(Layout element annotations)

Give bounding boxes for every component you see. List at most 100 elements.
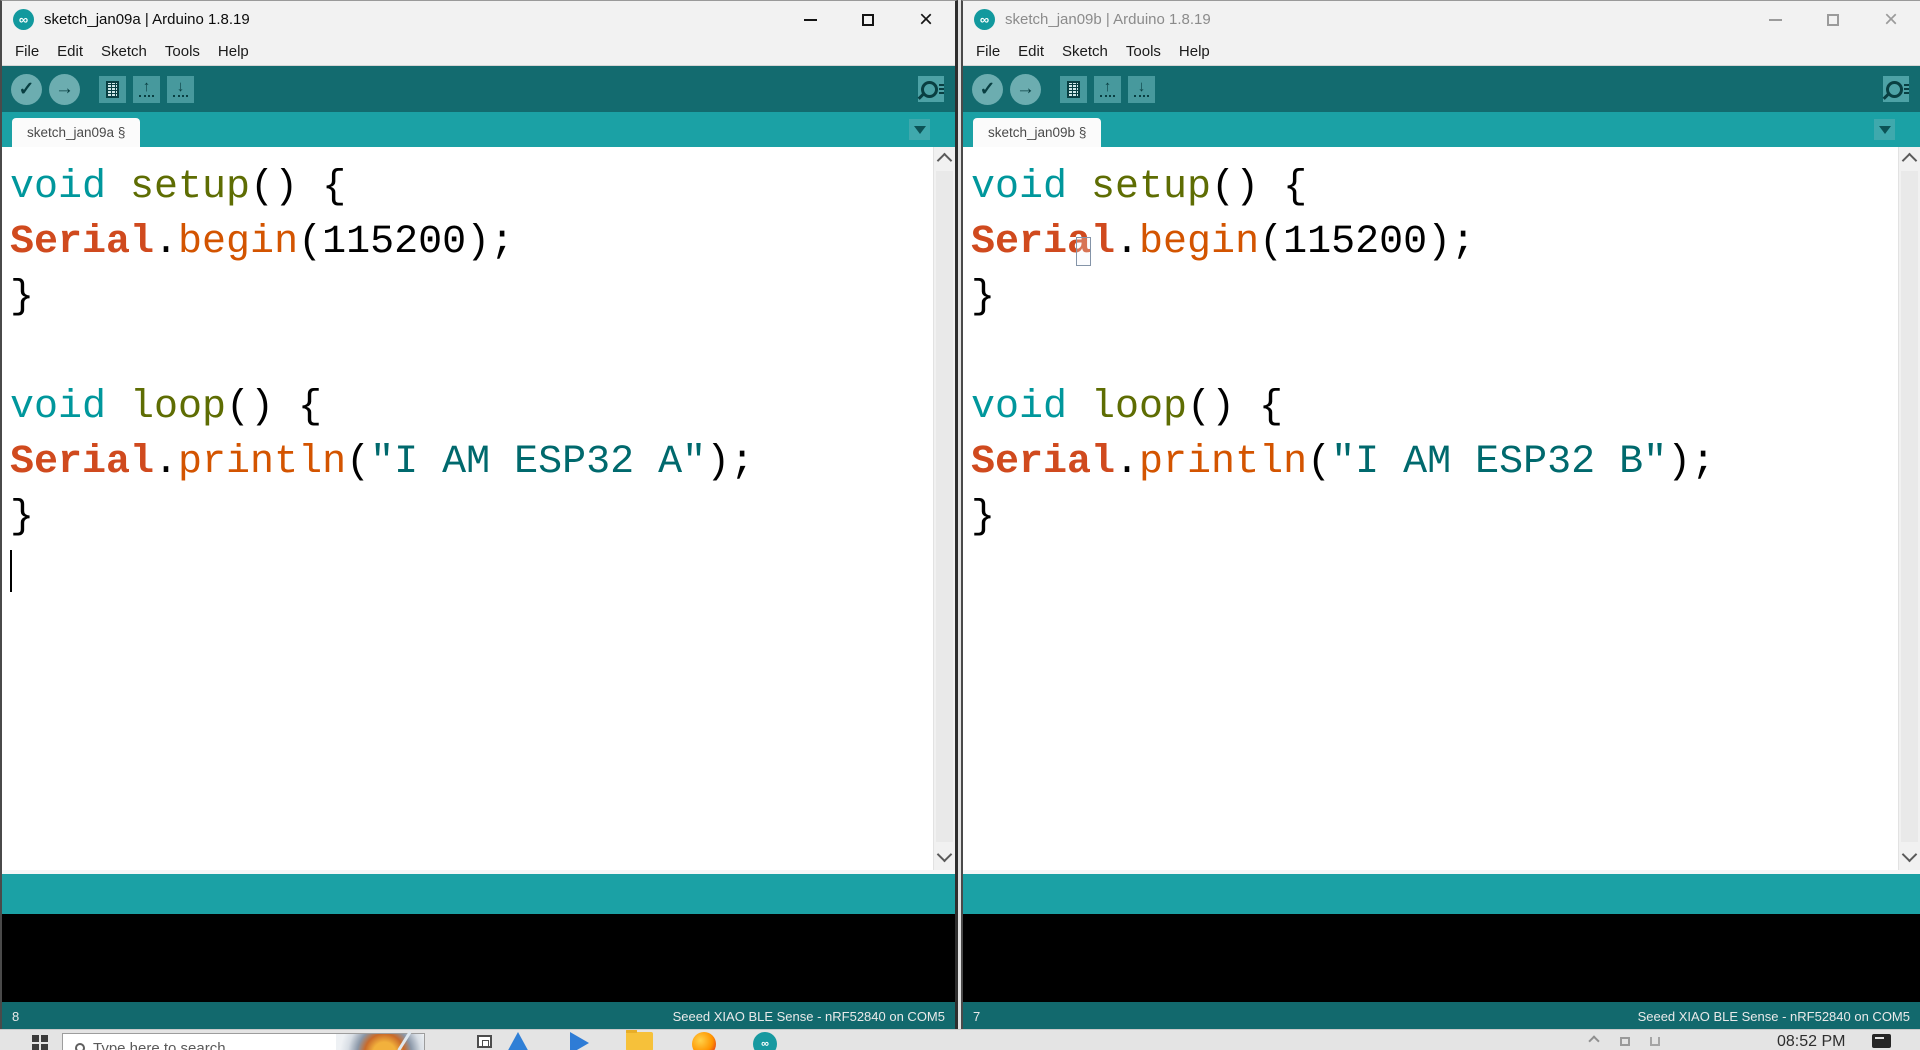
titlebar[interactable]: ∞ sketch_jan09a | Arduino 1.8.19 × [2, 1, 955, 38]
file-explorer-icon[interactable] [626, 1030, 653, 1050]
down-arrow-icon: ↓ [1137, 78, 1146, 95]
line-status-bar: 8 Seeed XIAO BLE Sense - nRF52840 on COM… [2, 1002, 955, 1030]
save-button[interactable]: ↓ [1128, 75, 1155, 103]
close-button[interactable]: × [897, 1, 955, 38]
menu-item-tools[interactable]: Tools [156, 43, 209, 60]
new-sketch-button[interactable] [1060, 75, 1087, 103]
code-line: } [971, 275, 996, 320]
tray-icon[interactable] [1620, 1037, 1630, 1046]
menu-item-help[interactable]: Help [1170, 43, 1219, 60]
code-line: Serial.println("I AM ESP32 B"); [971, 440, 1716, 485]
up-arrow-icon: ↑ [1103, 78, 1112, 95]
start-button[interactable] [32, 1035, 48, 1050]
save-button[interactable]: ↓ [167, 75, 194, 103]
magnifier-icon [1886, 80, 1909, 98]
upload-button[interactable]: → [49, 73, 80, 105]
task-view-button[interactable] [477, 1035, 492, 1048]
status-bar [963, 870, 1920, 914]
open-button[interactable]: ↑ [133, 75, 160, 103]
document-icon [1067, 80, 1080, 98]
windows-taskbar: Type here to search ∞ 08:52 PM [0, 1029, 1920, 1050]
blue-app-icon[interactable] [506, 1032, 530, 1050]
up-arrow-icon: ↑ [142, 78, 151, 95]
sketch-tab-label: sketch_jan09b § [988, 125, 1087, 140]
taskbar-search-input[interactable]: Type here to search [62, 1033, 425, 1050]
magnifier-icon [921, 80, 944, 98]
toolbar: ✓ → ↑ ↓ [963, 66, 1920, 112]
verify-button[interactable]: ✓ [11, 73, 42, 105]
close-button[interactable]: × [1862, 1, 1920, 38]
code-line: void setup() { [971, 165, 1308, 210]
window-controls: × [781, 1, 955, 38]
menu-item-sketch[interactable]: Sketch [92, 43, 156, 60]
sketch-tab[interactable]: sketch_jan09a § [12, 118, 141, 147]
arduino-logo-icon: ∞ [13, 9, 34, 30]
text-caret [10, 550, 12, 593]
down-arrow-icon: ↓ [176, 78, 185, 95]
open-button[interactable]: ↑ [1094, 75, 1121, 103]
menu-item-sketch[interactable]: Sketch [1053, 43, 1117, 60]
code-text: void setup() {Serial.begin(115200);} void… [10, 160, 931, 600]
scroll-down-arrow-icon[interactable] [1901, 846, 1918, 863]
menu-item-edit[interactable]: Edit [48, 43, 92, 60]
menubar: File Edit Sketch Tools Help [963, 38, 1920, 66]
current-line-number: 7 [973, 1008, 981, 1024]
arduino-taskbar-icon[interactable]: ∞ [753, 1032, 777, 1050]
titlebar[interactable]: ∞ sketch_jan09b | Arduino 1.8.19 × [963, 1, 1920, 38]
tab-bar: sketch_jan09b § [963, 112, 1920, 147]
maximize-button[interactable] [1804, 1, 1862, 38]
editor-scrollbar[interactable] [1898, 147, 1920, 870]
code-text: void setup() { Serial.begin(115200);} void… [971, 160, 1896, 545]
serial-monitor-button[interactable] [1883, 76, 1909, 102]
upload-button[interactable]: → [1010, 73, 1041, 105]
arduino-logo-icon: ∞ [974, 9, 995, 30]
menubar: File Edit Sketch Tools Help [2, 38, 955, 66]
toolbar: ✓ → ↑ ↓ [2, 66, 955, 112]
board-port-status: Seeed XIAO BLE Sense - nRF52840 on COM5 [1637, 1008, 1910, 1024]
board-port-status: Seeed XIAO BLE Sense - nRF52840 on COM5 [672, 1008, 945, 1024]
tab-list-dropdown-button[interactable] [1874, 119, 1895, 140]
tray-expand-icon[interactable] [1588, 1035, 1600, 1047]
media-player-icon[interactable] [570, 1032, 589, 1050]
minimize-button[interactable] [1746, 1, 1804, 38]
menu-item-tools[interactable]: Tools [1117, 43, 1170, 60]
mouse-ibeam-cursor [1076, 237, 1091, 266]
tab-list-dropdown-button[interactable] [909, 119, 930, 140]
code-line: void loop() { [971, 385, 1284, 430]
menu-item-edit[interactable]: Edit [1009, 43, 1053, 60]
window-title: sketch_jan09b | Arduino 1.8.19 [1005, 11, 1211, 28]
code-line: } [10, 495, 35, 540]
scrollbar-thumb[interactable] [1901, 171, 1918, 842]
scroll-up-arrow-icon[interactable] [936, 152, 953, 169]
line-status-bar: 7 Seeed XIAO BLE Sense - nRF52840 on COM… [963, 1002, 1920, 1030]
minimize-button[interactable] [781, 1, 839, 38]
chevron-down-icon [913, 125, 926, 134]
search-icon [75, 1043, 85, 1050]
current-line-number: 8 [12, 1008, 20, 1024]
console-output [2, 914, 955, 1002]
code-editor[interactable]: void setup() { Serial.begin(115200);} void… [963, 147, 1920, 870]
tray-icon[interactable] [1650, 1037, 1660, 1046]
scroll-down-arrow-icon[interactable] [936, 846, 953, 863]
window-title: sketch_jan09a | Arduino 1.8.19 [44, 11, 250, 28]
firefox-icon[interactable] [692, 1032, 716, 1050]
sketch-tab[interactable]: sketch_jan09b § [973, 118, 1102, 147]
code-line: Serial.begin(115200); [971, 220, 1476, 265]
scrollbar-thumb[interactable] [936, 171, 953, 842]
tab-bar: sketch_jan09a § [2, 112, 955, 147]
document-icon [106, 80, 119, 98]
maximize-button[interactable] [839, 1, 897, 38]
code-editor[interactable]: void setup() {Serial.begin(115200);} void… [2, 147, 955, 870]
scroll-up-arrow-icon[interactable] [1901, 152, 1918, 169]
editor-scrollbar[interactable] [933, 147, 955, 870]
taskbar-clock[interactable]: 08:52 PM [1777, 1033, 1845, 1050]
verify-button[interactable]: ✓ [972, 73, 1003, 105]
notification-center-icon[interactable] [1872, 1034, 1891, 1048]
menu-item-help[interactable]: Help [209, 43, 258, 60]
menu-item-file[interactable]: File [6, 43, 48, 60]
new-sketch-button[interactable] [99, 75, 126, 103]
code-line: } [10, 275, 35, 320]
menu-item-file[interactable]: File [967, 43, 1009, 60]
serial-monitor-button[interactable] [918, 76, 944, 102]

* _TO BE DONE_:
Reproduce every row above verbatim, leaving the pictures out.

* _RESPONSE TO THE TASK_:
Give bounding boxes for every component you see. List at most 100 elements.
titlebar[interactable]: ∞ sketch_jan09a | Arduino 1.8.19 × [2, 1, 955, 38]
file-explorer-icon[interactable] [626, 1030, 653, 1050]
down-arrow-icon: ↓ [1137, 78, 1146, 95]
line-status-bar: 8 Seeed XIAO BLE Sense - nRF52840 on COM… [2, 1002, 955, 1030]
save-button[interactable]: ↓ [1128, 75, 1155, 103]
close-button[interactable]: × [897, 1, 955, 38]
menu-item-tools[interactable]: Tools [156, 43, 209, 60]
new-sketch-button[interactable] [1060, 75, 1087, 103]
code-line: } [971, 275, 996, 320]
tray-icon[interactable] [1620, 1037, 1630, 1046]
menu-item-help[interactable]: Help [1170, 43, 1219, 60]
code-line: Serial.println("I AM ESP32 B"); [971, 440, 1716, 485]
up-arrow-icon: ↑ [1103, 78, 1112, 95]
start-button[interactable] [32, 1035, 48, 1050]
save-button[interactable]: ↓ [167, 75, 194, 103]
magnifier-icon [1886, 80, 1909, 98]
upload-button[interactable]: → [49, 73, 80, 105]
task-view-button[interactable] [477, 1035, 492, 1048]
status-bar [963, 870, 1920, 914]
open-button[interactable]: ↑ [133, 75, 160, 103]
document-icon [1067, 80, 1080, 98]
windows-taskbar: Type here to search ∞ 08:52 PM [0, 1029, 1920, 1050]
blue-app-icon[interactable] [506, 1032, 530, 1050]
up-arrow-icon: ↑ [142, 78, 151, 95]
sketch-tab-label: sketch_jan09b § [988, 125, 1087, 140]
taskbar-search-input[interactable]: Type here to search [62, 1033, 425, 1050]
magnifier-icon [921, 80, 944, 98]
toolbar: ✓ → ↑ ↓ [963, 66, 1920, 112]
verify-button[interactable]: ✓ [11, 73, 42, 105]
close-button[interactable]: × [1862, 1, 1920, 38]
code-line: void setup() { [971, 165, 1308, 210]
window-controls: × [781, 1, 955, 38]
menu-item-sketch[interactable]: Sketch [92, 43, 156, 60]
sketch-tab[interactable]: sketch_jan09a § [12, 118, 141, 147]
arduino-logo-icon: ∞ [13, 9, 34, 30]
text-caret [10, 550, 12, 593]
down-arrow-icon: ↓ [176, 78, 185, 95]
open-button[interactable]: ↑ [1094, 75, 1121, 103]
menu-item-sketch[interactable]: Sketch [1053, 43, 1117, 60]
code-text: void setup() {Serial.begin(115200);} void… [10, 160, 931, 600]
scroll-down-arrow-icon[interactable] [1901, 846, 1918, 863]
menu-item-edit[interactable]: Edit [48, 43, 92, 60]
menubar: File Edit Sketch Tools Help [963, 38, 1920, 66]
current-line-number: 7 [973, 1008, 981, 1024]
arduino-taskbar-icon[interactable]: ∞ [753, 1032, 777, 1050]
titlebar[interactable]: ∞ sketch_jan09b | Arduino 1.8.19 × [963, 1, 1920, 38]
tab-bar: sketch_jan09b § [963, 112, 1920, 147]
maximize-button[interactable] [1804, 1, 1862, 38]
editor-scrollbar[interactable] [1898, 147, 1920, 870]
code-text: void setup() { Serial.begin(115200);} void… [971, 160, 1896, 545]
serial-monitor-button[interactable] [1883, 76, 1909, 102]
upload-button[interactable]: → [1010, 73, 1041, 105]
arduino-logo-icon: ∞ [974, 9, 995, 30]
menubar: File Edit Sketch Tools Help [2, 38, 955, 66]
toolbar: ✓ → ↑ ↓ [2, 66, 955, 112]
board-port-status: Seeed XIAO BLE Sense - nRF52840 on COM5 [1637, 1008, 1910, 1024]
board-port-status: Seeed XIAO BLE Sense - nRF52840 on COM5 [672, 1008, 945, 1024]
tab-list-dropdown-button[interactable] [1874, 119, 1895, 140]
tray-expand-icon[interactable] [1588, 1035, 1600, 1047]
media-player-icon[interactable] [570, 1032, 589, 1050]
minimize-button[interactable] [1746, 1, 1804, 38]
menu-item-tools[interactable]: Tools [1117, 43, 1170, 60]
mouse-ibeam-cursor [1076, 237, 1091, 266]
tab-list-dropdown-button[interactable] [909, 119, 930, 140]
code-line: void loop() { [971, 385, 1284, 430]
menu-item-edit[interactable]: Edit [1009, 43, 1053, 60]
window-title: sketch_jan09b | Arduino 1.8.19 [1005, 11, 1211, 28]
code-line: } [10, 495, 35, 540]
scrollbar-thumb[interactable] [1901, 171, 1918, 842]
scroll-up-arrow-icon[interactable] [936, 152, 953, 169]
line-status-bar: 7 Seeed XIAO BLE Sense - nRF52840 on COM… [963, 1002, 1920, 1030]
minimize-button[interactable] [781, 1, 839, 38]
chevron-down-icon [913, 125, 926, 134]
search-icon [75, 1043, 85, 1050]
current-line-number: 8 [12, 1008, 20, 1024]
console-output [2, 914, 955, 1002]
code-editor[interactable]: void setup() { Serial.begin(115200);} void… [963, 147, 1920, 870]
tray-icon[interactable] [1650, 1037, 1660, 1046]
scroll-down-arrow-icon[interactable] [936, 846, 953, 863]
window-title: sketch_jan09a | Arduino 1.8.19 [44, 11, 250, 28]
firefox-icon[interactable] [692, 1032, 716, 1050]
sketch-tab[interactable]: sketch_jan09b § [973, 118, 1102, 147]
code-line: Serial.begin(115200); [971, 220, 1476, 265]
scrollbar-thumb[interactable] [936, 171, 953, 842]
tab-bar: sketch_jan09a § [2, 112, 955, 147]
document-icon [106, 80, 119, 98]
maximize-button[interactable] [839, 1, 897, 38]
code-editor[interactable]: void setup() {Serial.begin(115200);} void… [2, 147, 955, 870]
scroll-up-arrow-icon[interactable] [1901, 152, 1918, 169]
editor-scrollbar[interactable] [933, 147, 955, 870]
taskbar-clock[interactable]: 08:52 PM [1777, 1033, 1845, 1050]
verify-button[interactable]: ✓ [972, 73, 1003, 105]
notification-center-icon[interactable] [1872, 1034, 1891, 1048]
menu-item-help[interactable]: Help [209, 43, 258, 60]
menu-item-file[interactable]: File [6, 43, 48, 60]
new-sketch-button[interactable] [99, 75, 126, 103]
code-line: } [10, 275, 35, 320]
menu-item-file[interactable]: File [967, 43, 1009, 60]
serial-monitor-button[interactable] [918, 76, 944, 102]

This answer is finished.